## What is being asked
Single out each line with the word "frac" and copy it.
--- start Record set ---
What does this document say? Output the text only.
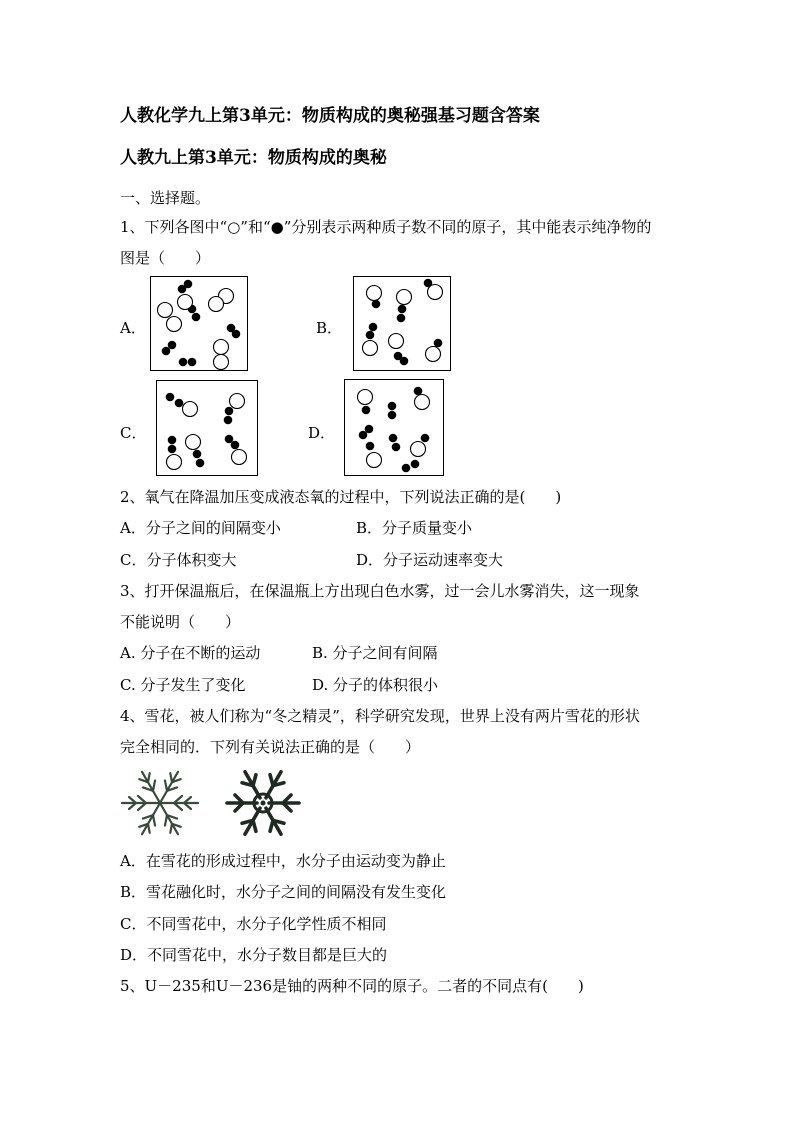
人教化学九上第3单元：物质构成的奥秘强基习题含答案
人教九上第3单元：物质构成的奥秘
一、选择题。
1、下列各图中“○”和“●”分别表示两种质子数不同的原子，其中能表示纯净物的
图是（　　）
A．	B．
C．	D．
2、氧气在降温加压变成液态氧的过程中，下列说法正确的是(　　)
A．分子之间的间隔变小	B．分子质量变小
C．分子体积变大	D．分子运动速率变大
3、打开保温瓶后，在保温瓶上方出现白色水雾，过一会儿水雾消失，这一现象
不能说明（　　）
A. 分子在不断的运动	B. 分子之间有间隔
C. 分子发生了变化	D. 分子的体积很小
4、雪花，被人们称为“冬之精灵”，科学研究发现，世界上没有两片雪花的形状
完全相同的．下列有关说法正确的是（　　）
A．在雪花的形成过程中，水分子由运动变为静止
B．雪花融化时，水分子之间的间隔没有发生变化
C．不同雪花中，水分子化学性质不相同
D．不同雪花中，水分子数目都是巨大的
5、U－235和U－236是铀的两种不同的原子。二者的不同点有(　　)
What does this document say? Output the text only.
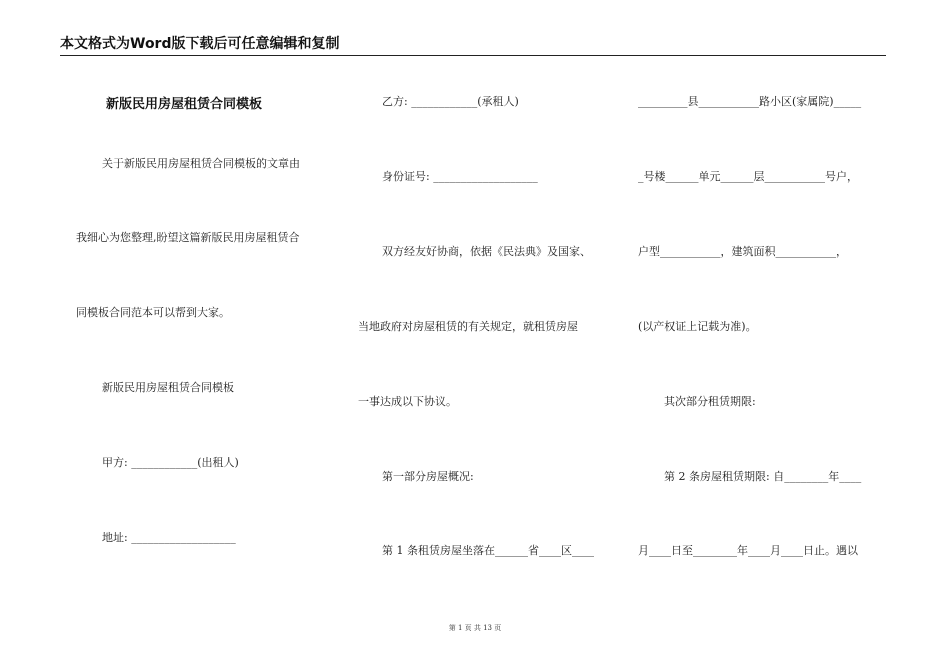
本文格式为Word版下载后可任意编辑和复制
新版民用房屋租赁合同模板
关于新版民用房屋租赁合同模板的文章由
我细心为您整理,盼望这篇新版民用房屋租赁合
同模板合同范本可以帮到大家。
新版民用房屋租赁合同模板
甲方: ____________(出租人)
地址: ___________________
乙方: ____________(承租人)
身份证号: ___________________
双方经友好协商，依据《民法典》及国家、
当地政府对房屋租赁的有关规定，就租赁房屋
一事达成以下协议。
第一部分房屋概况:
第 1 条租赁房屋坐落在______省____区____
_________县___________路小区(家属院)_____
_号楼______单元______层___________号户，
户型___________，建筑面积___________，
(以产权证上记载为准)。
其次部分租赁期限:
第 2 条房屋租赁期限: 自________年____
月____日至________年____月____日止。遇以
第 1 页 共 13 页
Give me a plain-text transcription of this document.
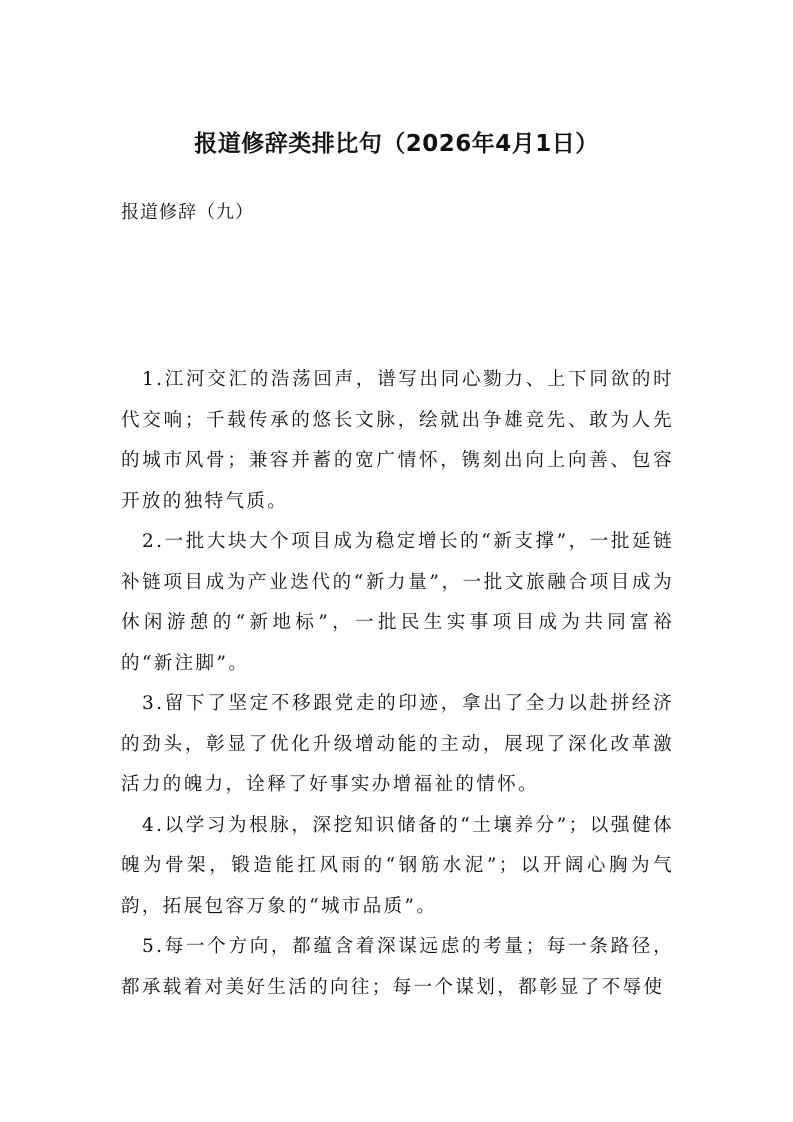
报道修辞类排比句（2026年4月1日）
报道修辞（九）

1.江河交汇的浩荡回声，谱写出同心勠力、上下同欲的时代交响；千载传承的悠长文脉，绘就出争雄竞先、敢为人先的城市风骨；兼容并蓄的宽广情怀，镌刻出向上向善、包容开放的独特气质。

2.一批大块大个项目成为稳定增长的“新支撑”，一批延链补链项目成为产业迭代的“新力量”，一批文旅融合项目成为休闲游憩的“新地标”，一批民生实事项目成为共同富裕的“新注脚”。

3.留下了坚定不移跟党走的印迹，拿出了全力以赴拼经济的劲头，彰显了优化升级增动能的主动，展现了深化改革激活力的魄力，诠释了好事实办增福祉的情怀。

4.以学习为根脉，深挖知识储备的“土壤养分”；以强健体魄为骨架，锻造能扛风雨的“钢筋水泥”；以开阔心胸为气韵，拓展包容万象的“城市品质”。

5.每一个方向，都蕴含着深谋远虑的考量；每一条路径，都承载着对美好生活的向往；每一个谋划，都彰显了不辱使
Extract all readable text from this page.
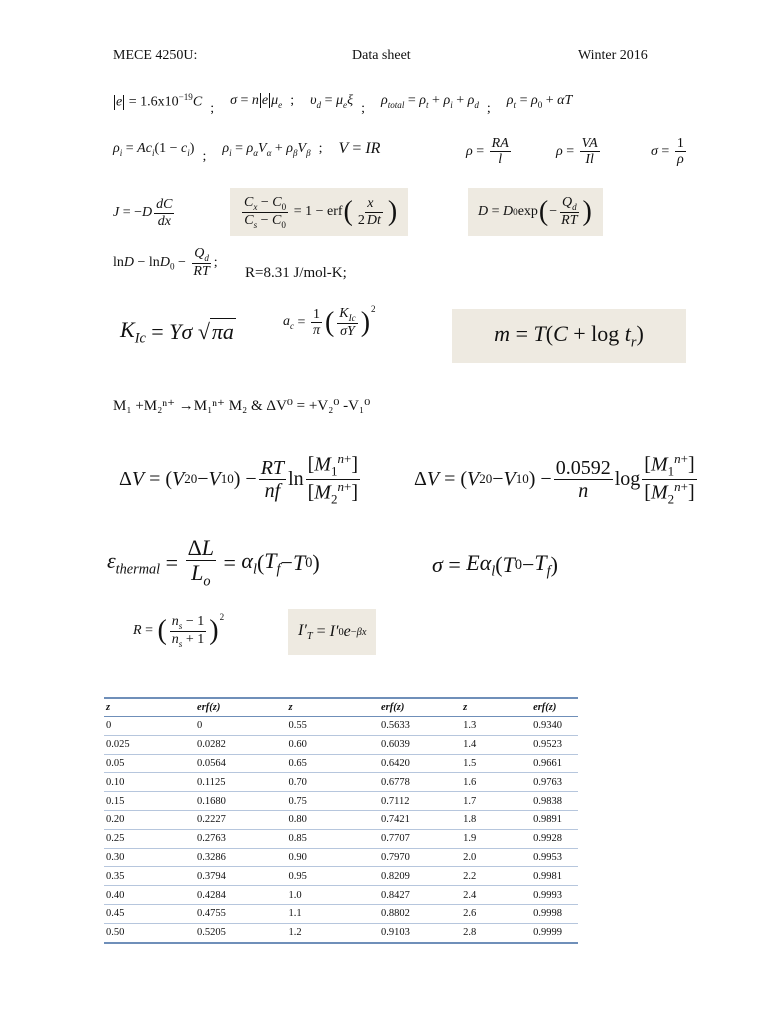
MECE 4250U:	Data sheet	Winter 2016
$e = 1.6x10^{-19}C$ ;
σ = n e $\mu_e$ ; $\upsilon_d = \mu_e\xi$
;
$\rho_{total} = \rho_t + \rho_i + \rho_d$ ;
$\rho_t = \rho_0 + \alpha T$
$\rho_i = Ac_i(1 - c_i)$
;
$\rho_i = \rho_\alpha V_\alpha + \rho_\beta V_\beta$ ; V = IR	$\rho = \frac{RA}{l}$	$\rho = \frac{VA}{Il}$	$\sigma = \frac{1}{\rho}$
J = − D $\frac{dC}{dx}$	$\frac{C_x - C_0}{C_s - C_0} = 1$ − erf ( $\frac{x}{2 Dt}$ )	D = D 0 exp ( − $\frac{Q_d}{RT}$ )
$\ln D - \ln D_0 - \frac{Q_d}{RT}$ ;
R=8.31 J/mol-K;
$K_{Ic} = Y\sigma$
√πa	$a_c = \frac{1}{\pi}$ ( $\frac{K_{Ic}}{\sigma Y} )^2$
$m = T(C + \log t_r)$
M₁ +M₂ⁿ⁺ →M₁ⁿ⁺ M₂ & ΔV⁰ = +V₂⁰ -V₁⁰
Δ V = ( V 2 0 − V 1 0 ) − $\frac{RT}{nf}$ $\ln \frac{[M_1^{n+}]}{[M_2^{n+}]}$	Δ V = ( V 2 0 − V 1 0 ) − $\frac{0.0592}{n}$ $\log \frac{[M_1^{n+}]}{[M_2^{n+}]}$
$\varepsilon_{thermal} = \frac{\Delta L}{L_o} = \alpha_l$ ( $T_f - T$ 0 )	$\sigma = E\alpha_l$ ( T $0 - T_f$ )
R = ( $\frac{n_s - 1}{n_s + 1} )^2$
$I'_T = I'$ 0 e −βx
z	erf(z)	z	erf(z)	z	erf(z)
0	0	0.55	0.5633	1.3	0.9340
0.025	0.0282	0.60	0.6039	1.4	0.9523
0.05	0.0564	0.65	0.6420	1.5	0.9661
0.10	0.1125	0.70	0.6778	1.6	0.9763
0.15	0.1680	0.75	0.7112	1.7	0.9838
0.20	0.2227	0.80	0.7421	1.8	0.9891
0.25	0.2763	0.85	0.7707	1.9	0.9928
0.30	0.3286	0.90	0.7970	2.0	0.9953
0.35	0.3794	0.95	0.8209	2.2	0.9981
0.40	0.4284	1.0	0.8427	2.4	0.9993
0.45	0.4755	1.1	0.8802	2.6	0.9998
0.50	0.5205	1.2	0.9103	2.8	0.9999
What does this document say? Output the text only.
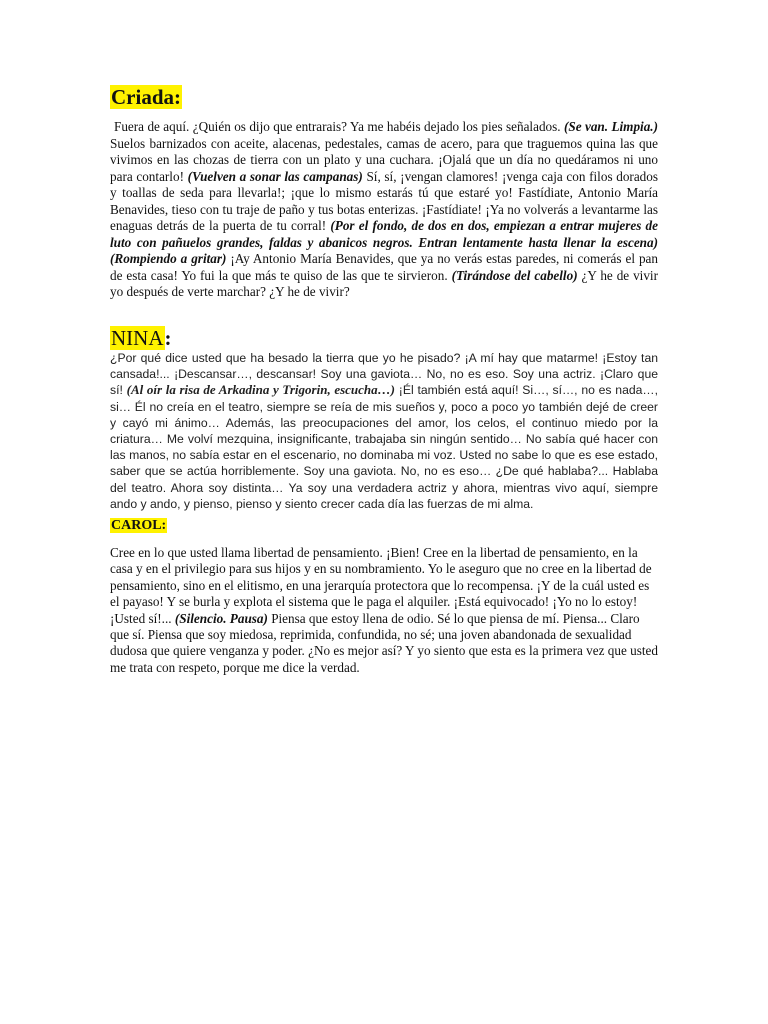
Criada:

Fuera de aquí. ¿Quién os dijo que entrarais? Ya me habéis dejado los pies señalados. (Se van. Limpia.) Suelos barnizados con aceite, alacenas, pedestales, camas de acero, para que traguemos quina las que vivimos en las chozas de tierra con un plato y una cuchara. ¡Ojalá que un día no quedáramos ni uno para contarlo! (Vuelven a sonar las campanas) Sí, sí, ¡vengan clamores! ¡venga caja con filos dorados y toallas de seda para llevarla!; ¡que lo mismo estarás tú que estaré yo! Fastídiate, Antonio María Benavides, tieso con tu traje de paño y tus botas enterizas. ¡Fastídiate! ¡Ya no volverás a levantarme las enaguas detrás de la puerta de tu corral! (Por el fondo, de dos en dos, empiezan a entrar mujeres de luto con pañuelos grandes, faldas y abanicos negros. Entran lentamente hasta llenar la escena) (Rompiendo a gritar) ¡Ay Antonio María Benavides, que ya no verás estas paredes, ni comerás el pan de esta casa! Yo fui la que más te quiso de las que te sirvieron. (Tirándose del cabello) ¿Y he de vivir yo después de verte marchar? ¿Y he de vivir?

NINA:

¿Por qué dice usted que ha besado la tierra que yo he pisado? ¡A mí hay que matarme! ¡Estoy tan cansada!... ¡Descansar…, descansar! Soy una gaviota… No, no es eso. Soy una actriz. ¡Claro que sí! (Al oír la risa de Arkadina y Trigorin, escucha…) ¡Él también está aquí! Si…, sí…, no es nada…, si… Él no creía en el teatro, siempre se reía de mis sueños y, poco a poco yo también dejé de creer y cayó mi ánimo… Además, las preocupaciones del amor, los celos, el continuo miedo por la criatura… Me volví mezquina, insignificante, trabajaba sin ningún sentido… No sabía qué hacer con las manos, no sabía estar en el escenario, no dominaba mi voz. Usted no sabe lo que es ese estado, saber que se actúa horriblemente. Soy una gaviota. No, no es eso… ¿De qué hablaba?... Hablaba del teatro. Ahora soy distinta… Ya soy una verdadera actriz y ahora, mientras vivo aquí, siempre ando y ando, y pienso, pienso y siento crecer cada día las fuerzas de mi alma.

CAROL:

Cree en lo que usted llama libertad de pensamiento. ¡Bien! Cree en la libertad de pensamiento, en la casa y en el privilegio para sus hijos y en su nombramiento. Yo le aseguro que no cree en la libertad de pensamiento, sino en el elitismo, en una jerarquía protectora que lo recompensa. ¡Y de la cuál usted es el payaso! Y se burla y explota el sistema que le paga el alquiler. ¡Está equivocado! ¡Yo no lo estoy! ¡Usted sí!... (Silencio. Pausa) Piensa que estoy llena de odio. Sé lo que piensa de mí. Piensa... Claro que sí. Piensa que soy miedosa, reprimida, confundida, no sé; una joven abandonada de sexualidad dudosa que quiere venganza y poder. ¿No es mejor así? Y yo siento que esta es la primera vez que usted me trata con respeto, porque me dice la verdad.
--- end Record set ---
## Exercise solution
$\rho_i = \rho_\alpha V_\alpha + \rho_\beta V_\beta$ ; V = IR	$\rho = \frac{RA}{l}$	$\rho = \frac{VA}{Il}$	$\sigma = \frac{1}{\rho}$
J = − D $\frac{dC}{dx}$	$\frac{C_x - C_0}{C_s - C_0} = 1$ − erf ( $\frac{x}{2 Dt}$ )	D = D 0 exp ( − $\frac{Q_d}{RT}$ )
$\ln D - \ln D_0 - \frac{Q_d}{RT}$ ;
√πa	$a_c = \frac{1}{\pi}$ ( $\frac{K_{Ic}}{\sigma Y} )^2$
Δ V = ( V 2 0 − V 1 0 ) − $\frac{RT}{nf}$ $\ln \frac{[M_1^{n+}]}{[M_2^{n+}]}$	Δ V = ( V 2 0 − V 1 0 ) − $\frac{0.0592}{n}$ $\log \frac{[M_1^{n+}]}{[M_2^{n+}]}$
$\varepsilon_{thermal} = \frac{\Delta L}{L_o} = \alpha_l$ ( $T_f - T$ 0 )	$\sigma = E\alpha_l$ ( T $0 - T_f$ )
R = ( $\frac{n_s - 1}{n_s + 1} )^2$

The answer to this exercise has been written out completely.